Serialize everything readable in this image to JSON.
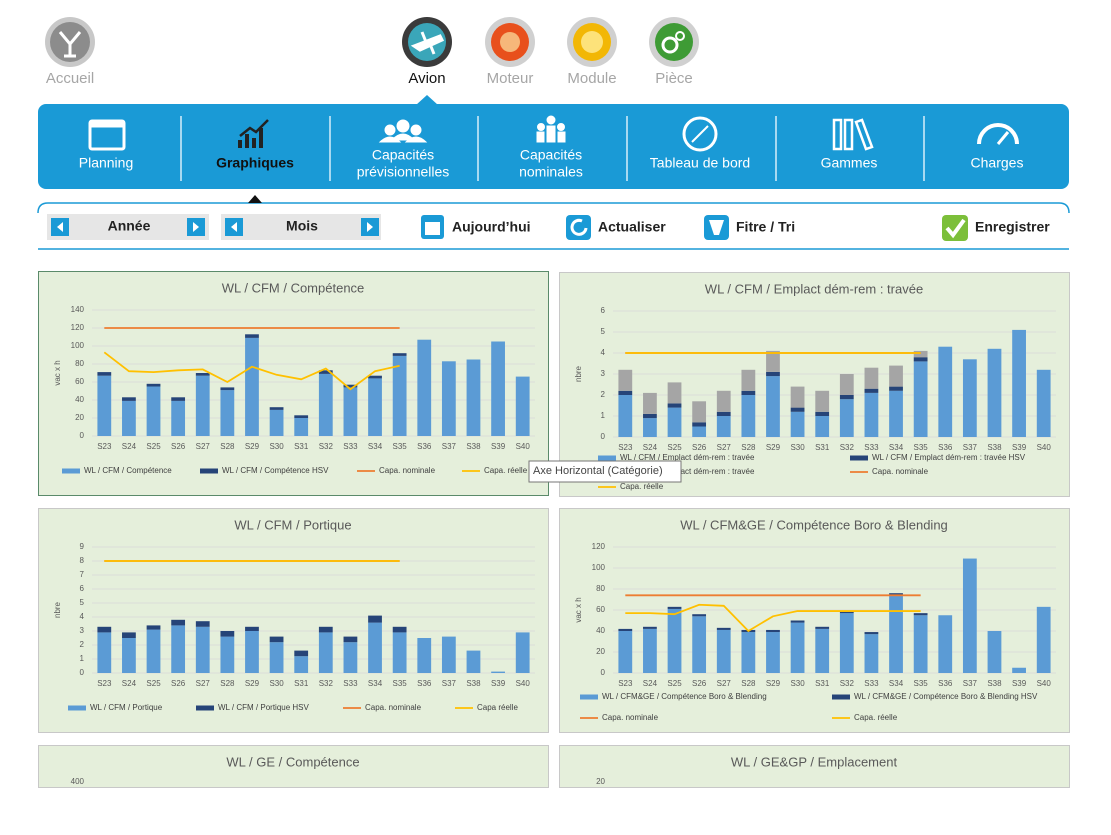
{
  "nav": [
    "Accueil",
    "Avion",
    "Moteur",
    "Module",
    "Pièce"
  ],
  "menu": [
    [
      "Planning"
    ],
    [
      "Graphiques"
    ],
    [
      "Capacités",
      "prévisionnelles"
    ],
    [
      "Capacités",
      "nominales"
    ],
    [
      "Tableau de bord"
    ],
    [
      "Gammes"
    ],
    [
      "Charges"
    ]
  ],
  "toolbar": {
    "year": "Année",
    "month": "Mois",
    "buttons": [
      "Aujourd’hui",
      "Actualiser",
      "Fitre / Tri",
      "Enregistrer"
    ]
  },
  "tooltip": "Axe Horizontal (Catégorie)",
  "chart_data": [
    {
      "type": "bar",
      "title": "WL / CFM / Compétence",
      "y_label": "vac x h",
      "categories": [
        "S23",
        "S24",
        "S25",
        "S26",
        "S27",
        "S28",
        "S29",
        "S30",
        "S31",
        "S32",
        "S33",
        "S34",
        "S35",
        "S36",
        "S37",
        "S38",
        "S39",
        "S40"
      ],
      "ylim": [
        0,
        140
      ],
      "yticks": [
        0,
        20,
        40,
        60,
        80,
        100,
        120,
        140
      ],
      "grid": true,
      "series": [
        {
          "name": "WL / CFM / Compétence",
          "kind": "bar",
          "color": "#5b9bd5",
          "values": [
            67,
            39,
            55,
            39,
            67,
            51,
            109,
            29,
            20,
            69,
            54,
            64,
            89,
            107,
            83,
            85,
            105,
            66
          ]
        },
        {
          "name": "WL / CFM / Compétence HSV",
          "kind": "bar",
          "color": "#264478",
          "values": [
            4,
            4,
            3,
            4,
            3,
            3,
            4,
            3,
            3,
            4,
            3,
            3,
            3,
            null,
            null,
            null,
            null,
            null
          ]
        },
        {
          "name": "Capa. nominale",
          "kind": "line",
          "color": "#ed7d31",
          "values": [
            120,
            120,
            120,
            120,
            120,
            120,
            120,
            120,
            120,
            120,
            120,
            120,
            120,
            null,
            null,
            null,
            null,
            null
          ]
        },
        {
          "name": "Capa. réelle",
          "kind": "line",
          "color": "#ffc000",
          "values": [
            93,
            72,
            71,
            73,
            74,
            60,
            77,
            68,
            63,
            75,
            52,
            72,
            78,
            null,
            null,
            null,
            null,
            null
          ]
        }
      ]
    },
    {
      "type": "bar",
      "title": "WL / CFM / Emplact dém-rem : travée",
      "y_label": "nbre",
      "categories": [
        "S23",
        "S24",
        "S25",
        "S26",
        "S27",
        "S28",
        "S29",
        "S30",
        "S31",
        "S32",
        "S33",
        "S34",
        "S35",
        "S36",
        "S37",
        "S38",
        "S39",
        "S40"
      ],
      "ylim": [
        0,
        6
      ],
      "yticks": [
        0,
        1,
        2,
        3,
        4,
        5,
        6
      ],
      "grid": true,
      "series": [
        {
          "name": "WL / CFM / Emplact dém-rem : travée",
          "kind": "bar",
          "color": "#5b9bd5",
          "values": [
            2.0,
            0.9,
            1.4,
            0.5,
            1.0,
            2.0,
            2.9,
            1.2,
            1.0,
            1.8,
            2.1,
            2.2,
            3.6,
            4.3,
            3.7,
            4.2,
            5.1,
            3.2
          ]
        },
        {
          "name": "WL / CFM / Emplact dém-rem : travée HSV",
          "kind": "bar",
          "color": "#264478",
          "values": [
            0.2,
            0.2,
            0.2,
            0.2,
            0.2,
            0.2,
            0.2,
            0.2,
            0.2,
            0.2,
            0.2,
            0.2,
            0.2,
            null,
            null,
            null,
            null,
            null
          ]
        },
        {
          "name": "WL / CFM / Emplact dém-rem : travée",
          "kind": "bar",
          "color": "#a5a5a5",
          "values": [
            1.0,
            1.0,
            1.0,
            1.0,
            1.0,
            1.0,
            1.0,
            1.0,
            1.0,
            1.0,
            1.0,
            1.0,
            0.3,
            null,
            null,
            null,
            null,
            null
          ]
        },
        {
          "name": "Capa. nominale",
          "kind": "line",
          "color": "#ed7d31",
          "values": [
            4,
            4,
            4,
            4,
            4,
            4,
            4,
            4,
            4,
            4,
            4,
            4,
            4,
            null,
            null,
            null,
            null,
            null
          ]
        },
        {
          "name": "Capa. réelle",
          "kind": "line",
          "color": "#ffc000",
          "values": [
            4,
            4,
            4,
            4,
            4,
            4,
            4,
            4,
            4,
            4,
            4,
            4,
            4,
            null,
            null,
            null,
            null,
            null
          ]
        }
      ]
    },
    {
      "type": "bar",
      "title": "WL / CFM / Portique",
      "y_label": "nbre",
      "categories": [
        "S23",
        "S24",
        "S25",
        "S26",
        "S27",
        "S28",
        "S29",
        "S30",
        "S31",
        "S32",
        "S33",
        "S34",
        "S35",
        "S36",
        "S37",
        "S38",
        "S39",
        "S40"
      ],
      "ylim": [
        0,
        9
      ],
      "yticks": [
        0,
        1,
        2,
        3,
        4,
        5,
        6,
        7,
        8,
        9
      ],
      "grid": true,
      "series": [
        {
          "name": "WL / CFM / Portique",
          "kind": "bar",
          "color": "#5b9bd5",
          "values": [
            2.9,
            2.5,
            3.1,
            3.4,
            3.3,
            2.6,
            3.0,
            2.2,
            1.2,
            2.9,
            2.2,
            3.6,
            2.9,
            2.5,
            2.6,
            1.6,
            0.1,
            2.9
          ]
        },
        {
          "name": "WL / CFM / Portique HSV",
          "kind": "bar",
          "color": "#264478",
          "values": [
            0.4,
            0.4,
            0.3,
            0.4,
            0.4,
            0.4,
            0.3,
            0.4,
            0.4,
            0.4,
            0.4,
            0.5,
            0.4,
            null,
            null,
            null,
            null,
            null
          ]
        },
        {
          "name": "Capa. nominale",
          "kind": "line",
          "color": "#ed7d31",
          "values": [
            8,
            8,
            8,
            8,
            8,
            8,
            8,
            8,
            8,
            8,
            8,
            8,
            8,
            null,
            null,
            null,
            null,
            null
          ]
        },
        {
          "name": "Capa réelle",
          "kind": "line",
          "color": "#ffc000",
          "values": [
            8,
            8,
            8,
            8,
            8,
            8,
            8,
            8,
            8,
            8,
            8,
            8,
            8,
            null,
            null,
            null,
            null,
            null
          ]
        }
      ]
    },
    {
      "type": "bar",
      "title": "WL / CFM&GE / Compétence Boro & Blending",
      "y_label": "vac x h",
      "categories": [
        "S23",
        "S24",
        "S25",
        "S26",
        "S27",
        "S28",
        "S29",
        "S30",
        "S31",
        "S32",
        "S33",
        "S34",
        "S35",
        "S36",
        "S37",
        "S38",
        "S39",
        "S40"
      ],
      "ylim": [
        0,
        120
      ],
      "yticks": [
        0,
        20,
        40,
        60,
        80,
        100,
        120
      ],
      "grid": true,
      "series": [
        {
          "name": "WL / CFM&GE / Compétence Boro & Blending",
          "kind": "bar",
          "color": "#5b9bd5",
          "values": [
            40,
            42,
            61,
            54,
            41,
            39,
            39,
            48,
            42,
            57,
            37,
            74,
            55,
            55,
            109,
            40,
            5,
            63
          ]
        },
        {
          "name": "WL / CFM&GE / Compétence Boro & Blending HSV",
          "kind": "bar",
          "color": "#264478",
          "values": [
            2,
            2,
            2,
            2,
            2,
            2,
            2,
            2,
            2,
            2,
            2,
            2,
            2,
            null,
            null,
            null,
            null,
            null
          ]
        },
        {
          "name": "Capa. nominale",
          "kind": "line",
          "color": "#ed7d31",
          "values": [
            74,
            74,
            74,
            74,
            74,
            74,
            74,
            74,
            74,
            74,
            74,
            74,
            74,
            null,
            null,
            null,
            null,
            null
          ]
        },
        {
          "name": "Capa. réelle",
          "kind": "line",
          "color": "#ffc000",
          "values": [
            57,
            57,
            56,
            65,
            64,
            40,
            54,
            59,
            59,
            59,
            59,
            59,
            59,
            null,
            null,
            null,
            null,
            null
          ]
        }
      ]
    },
    {
      "type": "bar",
      "title": "WL / GE / Compétence",
      "yticks": [
        400
      ]
    },
    {
      "type": "bar",
      "title": "WL / GE&GP / Emplacement",
      "yticks": [
        20
      ]
    }
  ]
}
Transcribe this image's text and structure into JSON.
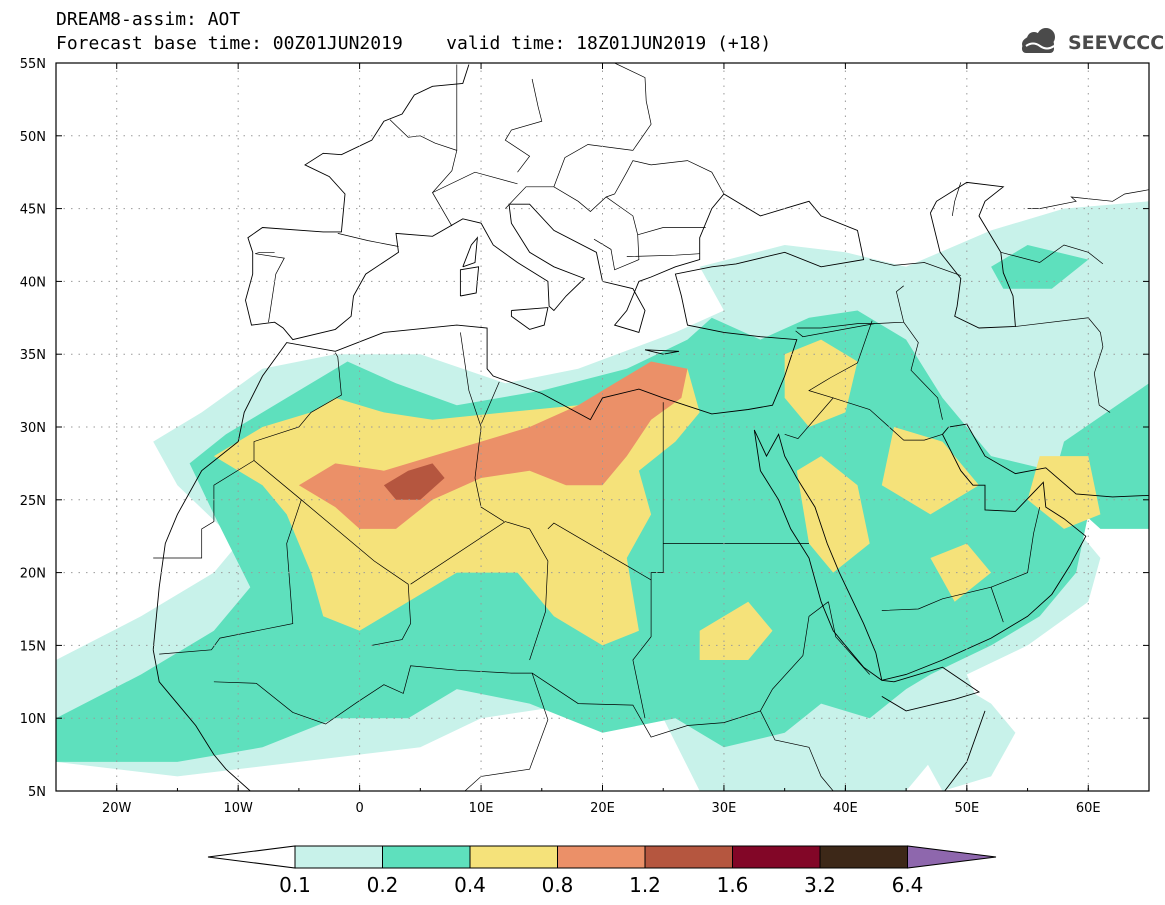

= = =

Which lines in the data above contain "Portique"? Show each one.

● **WRITTEN RESPONSE**
      "title": "WL / CFM / Portique",
          "name": "WL / CFM / Portique",
          "name": "WL / CFM / Portique HSV",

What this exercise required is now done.